Copy each line that has the string "Search" somewhere in it.

___ PROVIDED INFORMATION

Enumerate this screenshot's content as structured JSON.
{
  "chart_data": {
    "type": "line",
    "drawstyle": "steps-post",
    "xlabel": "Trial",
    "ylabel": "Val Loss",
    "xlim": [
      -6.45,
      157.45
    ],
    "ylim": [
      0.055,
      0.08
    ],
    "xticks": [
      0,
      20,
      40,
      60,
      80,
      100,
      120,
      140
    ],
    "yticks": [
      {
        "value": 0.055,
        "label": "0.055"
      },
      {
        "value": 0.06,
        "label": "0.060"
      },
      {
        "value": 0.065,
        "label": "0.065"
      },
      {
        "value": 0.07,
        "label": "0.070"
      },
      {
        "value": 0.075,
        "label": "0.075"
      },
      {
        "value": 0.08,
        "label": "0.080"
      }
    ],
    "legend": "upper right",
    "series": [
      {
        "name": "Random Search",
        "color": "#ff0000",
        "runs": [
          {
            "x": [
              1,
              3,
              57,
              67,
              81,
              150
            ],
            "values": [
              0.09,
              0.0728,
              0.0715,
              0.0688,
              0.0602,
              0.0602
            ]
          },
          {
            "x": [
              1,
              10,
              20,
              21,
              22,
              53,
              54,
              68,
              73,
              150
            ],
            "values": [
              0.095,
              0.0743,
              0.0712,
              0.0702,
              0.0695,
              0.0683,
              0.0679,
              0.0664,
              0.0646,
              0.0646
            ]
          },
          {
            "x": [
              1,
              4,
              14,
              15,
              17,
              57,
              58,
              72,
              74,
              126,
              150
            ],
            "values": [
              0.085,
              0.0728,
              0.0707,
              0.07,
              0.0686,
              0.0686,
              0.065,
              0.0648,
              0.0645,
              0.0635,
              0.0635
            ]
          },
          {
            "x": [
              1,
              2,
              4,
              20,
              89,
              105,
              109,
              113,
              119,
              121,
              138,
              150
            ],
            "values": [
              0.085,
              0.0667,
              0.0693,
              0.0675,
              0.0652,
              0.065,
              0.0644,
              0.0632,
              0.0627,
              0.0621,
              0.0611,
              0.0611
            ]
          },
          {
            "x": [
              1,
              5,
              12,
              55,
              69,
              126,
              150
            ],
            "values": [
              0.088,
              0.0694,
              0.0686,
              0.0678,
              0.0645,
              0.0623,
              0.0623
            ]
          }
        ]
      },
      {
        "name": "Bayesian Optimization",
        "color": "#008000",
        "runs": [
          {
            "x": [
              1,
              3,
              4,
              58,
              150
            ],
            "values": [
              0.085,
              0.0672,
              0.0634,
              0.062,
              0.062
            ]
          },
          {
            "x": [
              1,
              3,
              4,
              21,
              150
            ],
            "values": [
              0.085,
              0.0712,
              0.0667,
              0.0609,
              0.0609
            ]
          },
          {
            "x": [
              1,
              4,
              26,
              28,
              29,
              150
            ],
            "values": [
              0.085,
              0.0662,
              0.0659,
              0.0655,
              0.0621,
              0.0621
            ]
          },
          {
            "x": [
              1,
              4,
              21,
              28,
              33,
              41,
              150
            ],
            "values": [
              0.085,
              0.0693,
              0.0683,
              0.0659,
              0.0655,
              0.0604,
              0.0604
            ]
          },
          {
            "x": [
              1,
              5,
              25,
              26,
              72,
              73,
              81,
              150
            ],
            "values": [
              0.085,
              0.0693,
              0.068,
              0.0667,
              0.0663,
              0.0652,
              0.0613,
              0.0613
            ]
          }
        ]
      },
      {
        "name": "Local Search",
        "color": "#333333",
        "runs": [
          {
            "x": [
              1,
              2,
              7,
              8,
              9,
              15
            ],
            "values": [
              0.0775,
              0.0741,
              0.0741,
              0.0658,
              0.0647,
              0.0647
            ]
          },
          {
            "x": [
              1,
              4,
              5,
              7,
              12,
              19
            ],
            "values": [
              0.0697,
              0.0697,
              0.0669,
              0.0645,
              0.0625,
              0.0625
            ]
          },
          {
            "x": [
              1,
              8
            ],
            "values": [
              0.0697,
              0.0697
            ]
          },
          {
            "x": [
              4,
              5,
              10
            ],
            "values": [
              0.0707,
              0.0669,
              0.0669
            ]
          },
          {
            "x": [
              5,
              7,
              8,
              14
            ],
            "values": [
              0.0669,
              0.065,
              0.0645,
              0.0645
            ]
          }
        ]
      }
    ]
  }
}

______

ANSWER TO THIS TASK
        "name": "Random Search",
        "name": "Local Search",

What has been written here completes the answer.